* **Set problem**
Reproduce every record below exactly as it appears.

* **Exercise materials**
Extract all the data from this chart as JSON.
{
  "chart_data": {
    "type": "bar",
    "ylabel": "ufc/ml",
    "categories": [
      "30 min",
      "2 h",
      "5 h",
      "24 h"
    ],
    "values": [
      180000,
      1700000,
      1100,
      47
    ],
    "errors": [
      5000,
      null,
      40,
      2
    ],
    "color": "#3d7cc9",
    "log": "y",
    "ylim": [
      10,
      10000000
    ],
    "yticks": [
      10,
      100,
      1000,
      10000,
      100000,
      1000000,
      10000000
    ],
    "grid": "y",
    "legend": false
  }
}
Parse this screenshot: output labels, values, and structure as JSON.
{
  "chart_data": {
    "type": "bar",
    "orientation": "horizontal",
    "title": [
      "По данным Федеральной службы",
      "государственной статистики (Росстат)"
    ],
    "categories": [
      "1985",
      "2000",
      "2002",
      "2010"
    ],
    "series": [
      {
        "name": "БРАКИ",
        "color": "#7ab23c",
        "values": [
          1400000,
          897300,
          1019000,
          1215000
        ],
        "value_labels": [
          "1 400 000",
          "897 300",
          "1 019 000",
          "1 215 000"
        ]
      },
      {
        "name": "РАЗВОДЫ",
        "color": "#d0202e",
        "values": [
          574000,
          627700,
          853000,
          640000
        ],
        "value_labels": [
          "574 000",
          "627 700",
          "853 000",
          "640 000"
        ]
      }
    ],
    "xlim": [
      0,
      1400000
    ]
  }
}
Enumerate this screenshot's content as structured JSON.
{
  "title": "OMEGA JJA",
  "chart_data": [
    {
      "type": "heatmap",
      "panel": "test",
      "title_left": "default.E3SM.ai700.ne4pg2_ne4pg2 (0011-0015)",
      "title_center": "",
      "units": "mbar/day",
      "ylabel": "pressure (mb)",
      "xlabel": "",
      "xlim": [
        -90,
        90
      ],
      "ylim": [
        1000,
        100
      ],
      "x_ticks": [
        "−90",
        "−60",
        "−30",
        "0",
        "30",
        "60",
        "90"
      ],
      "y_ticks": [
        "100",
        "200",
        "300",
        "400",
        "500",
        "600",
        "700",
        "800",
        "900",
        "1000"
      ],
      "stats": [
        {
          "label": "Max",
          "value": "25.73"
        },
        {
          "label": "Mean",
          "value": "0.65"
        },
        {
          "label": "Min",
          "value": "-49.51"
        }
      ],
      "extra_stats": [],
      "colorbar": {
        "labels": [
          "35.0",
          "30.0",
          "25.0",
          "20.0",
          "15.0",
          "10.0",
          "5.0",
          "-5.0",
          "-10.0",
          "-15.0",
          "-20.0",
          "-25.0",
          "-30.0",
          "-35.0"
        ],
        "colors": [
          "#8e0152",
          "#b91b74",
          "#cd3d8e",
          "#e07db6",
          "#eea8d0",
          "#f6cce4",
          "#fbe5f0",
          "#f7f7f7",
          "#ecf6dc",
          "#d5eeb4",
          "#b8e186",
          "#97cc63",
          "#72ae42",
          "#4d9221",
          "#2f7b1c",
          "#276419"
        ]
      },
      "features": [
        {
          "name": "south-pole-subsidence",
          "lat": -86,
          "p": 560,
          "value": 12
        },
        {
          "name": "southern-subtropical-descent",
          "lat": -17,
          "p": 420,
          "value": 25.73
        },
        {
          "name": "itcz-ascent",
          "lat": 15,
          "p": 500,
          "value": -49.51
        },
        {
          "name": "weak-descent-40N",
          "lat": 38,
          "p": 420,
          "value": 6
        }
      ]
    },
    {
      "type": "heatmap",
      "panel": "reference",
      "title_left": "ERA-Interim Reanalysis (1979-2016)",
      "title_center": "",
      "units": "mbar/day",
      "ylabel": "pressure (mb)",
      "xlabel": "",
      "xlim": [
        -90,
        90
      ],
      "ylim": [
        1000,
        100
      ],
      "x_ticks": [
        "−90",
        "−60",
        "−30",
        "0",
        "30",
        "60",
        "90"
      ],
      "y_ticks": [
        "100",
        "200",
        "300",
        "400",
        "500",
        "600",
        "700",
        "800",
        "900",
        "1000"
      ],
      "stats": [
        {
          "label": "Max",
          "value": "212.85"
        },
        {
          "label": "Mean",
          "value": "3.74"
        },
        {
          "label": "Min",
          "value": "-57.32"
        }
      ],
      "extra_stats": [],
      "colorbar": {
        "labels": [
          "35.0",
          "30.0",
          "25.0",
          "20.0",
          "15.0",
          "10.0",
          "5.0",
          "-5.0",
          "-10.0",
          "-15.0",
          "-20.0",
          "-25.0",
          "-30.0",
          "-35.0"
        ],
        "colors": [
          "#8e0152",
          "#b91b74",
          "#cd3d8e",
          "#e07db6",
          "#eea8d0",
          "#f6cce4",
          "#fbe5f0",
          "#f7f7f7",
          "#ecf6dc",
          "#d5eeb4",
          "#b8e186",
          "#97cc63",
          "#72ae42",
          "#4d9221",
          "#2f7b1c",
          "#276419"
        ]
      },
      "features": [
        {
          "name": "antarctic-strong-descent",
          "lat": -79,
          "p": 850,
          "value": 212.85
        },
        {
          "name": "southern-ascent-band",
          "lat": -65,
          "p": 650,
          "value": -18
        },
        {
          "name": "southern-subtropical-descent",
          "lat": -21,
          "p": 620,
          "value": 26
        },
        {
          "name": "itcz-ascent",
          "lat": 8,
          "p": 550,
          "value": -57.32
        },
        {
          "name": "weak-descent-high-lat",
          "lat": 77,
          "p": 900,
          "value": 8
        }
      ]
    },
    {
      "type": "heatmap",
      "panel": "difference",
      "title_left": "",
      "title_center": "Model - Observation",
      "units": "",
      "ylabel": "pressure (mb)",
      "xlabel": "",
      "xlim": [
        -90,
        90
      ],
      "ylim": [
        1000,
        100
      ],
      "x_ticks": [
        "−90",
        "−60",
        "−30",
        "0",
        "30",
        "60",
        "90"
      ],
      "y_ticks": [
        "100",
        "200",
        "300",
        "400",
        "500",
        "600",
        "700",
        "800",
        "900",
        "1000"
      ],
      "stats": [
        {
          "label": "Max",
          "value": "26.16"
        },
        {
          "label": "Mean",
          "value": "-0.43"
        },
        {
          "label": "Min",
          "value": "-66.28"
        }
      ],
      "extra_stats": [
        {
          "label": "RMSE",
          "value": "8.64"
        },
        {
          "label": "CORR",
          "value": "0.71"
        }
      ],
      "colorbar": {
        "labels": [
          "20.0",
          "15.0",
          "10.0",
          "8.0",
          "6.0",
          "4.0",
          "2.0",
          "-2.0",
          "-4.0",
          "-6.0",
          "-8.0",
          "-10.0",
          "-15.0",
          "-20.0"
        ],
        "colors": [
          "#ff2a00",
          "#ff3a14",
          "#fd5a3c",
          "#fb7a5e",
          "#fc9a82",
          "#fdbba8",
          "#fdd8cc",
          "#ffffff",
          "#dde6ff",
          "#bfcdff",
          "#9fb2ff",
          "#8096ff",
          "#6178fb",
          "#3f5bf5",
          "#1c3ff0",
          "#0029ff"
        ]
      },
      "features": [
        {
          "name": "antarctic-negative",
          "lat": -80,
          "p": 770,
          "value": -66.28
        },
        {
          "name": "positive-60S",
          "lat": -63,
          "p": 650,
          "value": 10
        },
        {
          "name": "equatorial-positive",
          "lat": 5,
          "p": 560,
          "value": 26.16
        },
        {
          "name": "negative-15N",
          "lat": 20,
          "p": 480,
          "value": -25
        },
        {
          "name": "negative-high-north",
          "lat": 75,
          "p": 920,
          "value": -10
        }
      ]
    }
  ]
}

* **Solution below**
Extract all the data from this chart as JSON.
{
  "chart_data": {
    "type": "bar",
    "ylabel": "ufc/ml",
    "categories": [
      "30 min",
      "2 h",
      "5 h",
      "24 h"
    ],
    "values": [
      180000,
      1700000,
      1100,
      47
    ],
    "errors": [
      5000,
      null,
      40,
      2
    ],
    "color": "#3d7cc9",
    "log": "y",
    "ylim": [
      10,
      10000000
    ],
    "yticks": [
      10,
      100,
      1000,
      10000,
      100000,
      1000000,
      10000000
    ],
    "grid": "y",
    "legend": false
  }
}
Parse this screenshot: output labels, values, and structure as JSON.
{
  "chart_data": {
    "type": "bar",
    "orientation": "horizontal",
    "title": [
      "По данным Федеральной службы",
      "государственной статистики (Росстат)"
    ],
    "categories": [
      "1985",
      "2000",
      "2002",
      "2010"
    ],
    "series": [
      {
        "name": "БРАКИ",
        "color": "#7ab23c",
        "values": [
          1400000,
          897300,
          1019000,
          1215000
        ],
        "value_labels": [
          "1 400 000",
          "897 300",
          "1 019 000",
          "1 215 000"
        ]
      },
      {
        "name": "РАЗВОДЫ",
        "color": "#d0202e",
        "values": [
          574000,
          627700,
          853000,
          640000
        ],
        "value_labels": [
          "574 000",
          "627 700",
          "853 000",
          "640 000"
        ]
      }
    ],
    "xlim": [
      0,
      1400000
    ]
  }
}
Enumerate this screenshot's content as structured JSON.
{
  "title": "OMEGA JJA",
  "chart_data": [
    {
      "type": "heatmap",
      "panel": "test",
      "title_left": "default.E3SM.ai700.ne4pg2_ne4pg2 (0011-0015)",
      "title_center": "",
      "units": "mbar/day",
      "ylabel": "pressure (mb)",
      "xlabel": "",
      "xlim": [
        -90,
        90
      ],
      "ylim": [
        1000,
        100
      ],
      "x_ticks": [
        "−90",
        "−60",
        "−30",
        "0",
        "30",
        "60",
        "90"
      ],
      "y_ticks": [
        "100",
        "200",
        "300",
        "400",
        "500",
        "600",
        "700",
        "800",
        "900",
        "1000"
      ],
      "stats": [
        {
          "label": "Max",
          "value": "25.73"
        },
        {
          "label": "Mean",
          "value": "0.65"
        },
        {
          "label": "Min",
          "value": "-49.51"
        }
      ],
      "extra_stats": [],
      "colorbar": {
        "labels": [
          "35.0",
          "30.0",
          "25.0",
          "20.0",
          "15.0",
          "10.0",
          "5.0",
          "-5.0",
          "-10.0",
          "-15.0",
          "-20.0",
          "-25.0",
          "-30.0",
          "-35.0"
        ],
        "colors": [
          "#8e0152",
          "#b91b74",
          "#cd3d8e",
          "#e07db6",
          "#eea8d0",
          "#f6cce4",
          "#fbe5f0",
          "#f7f7f7",
          "#ecf6dc",
          "#d5eeb4",
          "#b8e186",
          "#97cc63",
          "#72ae42",
          "#4d9221",
          "#2f7b1c",
          "#276419"
        ]
      },
      "features": [
        {
          "name": "south-pole-subsidence",
          "lat": -86,
          "p": 560,
          "value": 12
        },
        {
          "name": "southern-subtropical-descent",
          "lat": -17,
          "p": 420,
          "value": 25.73
        },
        {
          "name": "itcz-ascent",
          "lat": 15,
          "p": 500,
          "value": -49.51
        },
        {
          "name": "weak-descent-40N",
          "lat": 38,
          "p": 420,
          "value": 6
        }
      ]
    },
    {
      "type": "heatmap",
      "panel": "reference",
      "title_left": "ERA-Interim Reanalysis (1979-2016)",
      "title_center": "",
      "units": "mbar/day",
      "ylabel": "pressure (mb)",
      "xlabel": "",
      "xlim": [
        -90,
        90
      ],
      "ylim": [
        1000,
        100
      ],
      "x_ticks": [
        "−90",
        "−60",
        "−30",
        "0",
        "30",
        "60",
        "90"
      ],
      "y_ticks": [
        "100",
        "200",
        "300",
        "400",
        "500",
        "600",
        "700",
        "800",
        "900",
        "1000"
      ],
      "stats": [
        {
          "label": "Max",
          "value": "212.85"
        },
        {
          "label": "Mean",
          "value": "3.74"
        },
        {
          "label": "Min",
          "value": "-57.32"
        }
      ],
      "extra_stats": [],
      "colorbar": {
        "labels": [
          "35.0",
          "30.0",
          "25.0",
          "20.0",
          "15.0",
          "10.0",
          "5.0",
          "-5.0",
          "-10.0",
          "-15.0",
          "-20.0",
          "-25.0",
          "-30.0",
          "-35.0"
        ],
        "colors": [
          "#8e0152",
          "#b91b74",
          "#cd3d8e",
          "#e07db6",
          "#eea8d0",
          "#f6cce4",
          "#fbe5f0",
          "#f7f7f7",
          "#ecf6dc",
          "#d5eeb4",
          "#b8e186",
          "#97cc63",
          "#72ae42",
          "#4d9221",
          "#2f7b1c",
          "#276419"
        ]
      },
      "features": [
        {
          "name": "antarctic-strong-descent",
          "lat": -79,
          "p": 850,
          "value": 212.85
        },
        {
          "name": "southern-ascent-band",
          "lat": -65,
          "p": 650,
          "value": -18
        },
        {
          "name": "southern-subtropical-descent",
          "lat": -21,
          "p": 620,
          "value": 26
        },
        {
          "name": "itcz-ascent",
          "lat": 8,
          "p": 550,
          "value": -57.32
        },
        {
          "name": "weak-descent-high-lat",
          "lat": 77,
          "p": 900,
          "value": 8
        }
      ]
    },
    {
      "type": "heatmap",
      "panel": "difference",
      "title_left": "",
      "title_center": "Model - Observation",
      "units": "",
      "ylabel": "pressure (mb)",
      "xlabel": "",
      "xlim": [
        -90,
        90
      ],
      "ylim": [
        1000,
        100
      ],
      "x_ticks": [
        "−90",
        "−60",
        "−30",
        "0",
        "30",
        "60",
        "90"
      ],
      "y_ticks": [
        "100",
        "200",
        "300",
        "400",
        "500",
        "600",
        "700",
        "800",
        "900",
        "1000"
      ],
      "stats": [
        {
          "label": "Max",
          "value": "26.16"
        },
        {
          "label": "Mean",
          "value": "-0.43"
        },
        {
          "label": "Min",
          "value": "-66.28"
        }
      ],
      "extra_stats": [
        {
          "label": "RMSE",
          "value": "8.64"
        },
        {
          "label": "CORR",
          "value": "0.71"
        }
      ],
      "colorbar": {
        "labels": [
          "20.0",
          "15.0",
          "10.0",
          "8.0",
          "6.0",
          "4.0",
          "2.0",
          "-2.0",
          "-4.0",
          "-6.0",
          "-8.0",
          "-10.0",
          "-15.0",
          "-20.0"
        ],
        "colors": [
          "#ff2a00",
          "#ff3a14",
          "#fd5a3c",
          "#fb7a5e",
          "#fc9a82",
          "#fdbba8",
          "#fdd8cc",
          "#ffffff",
          "#dde6ff",
          "#bfcdff",
          "#9fb2ff",
          "#8096ff",
          "#6178fb",
          "#3f5bf5",
          "#1c3ff0",
          "#0029ff"
        ]
      },
      "features": [
        {
          "name": "antarctic-negative",
          "lat": -80,
          "p": 770,
          "value": -66.28
        },
        {
          "name": "positive-60S",
          "lat": -63,
          "p": 650,
          "value": 10
        },
        {
          "name": "equatorial-positive",
          "lat": 5,
          "p": 560,
          "value": 26.16
        },
        {
          "name": "negative-15N",
          "lat": 20,
          "p": 480,
          "value": -25
        },
        {
          "name": "negative-high-north",
          "lat": 75,
          "p": 920,
          "value": -10
        }
      ]
    }
  ]
}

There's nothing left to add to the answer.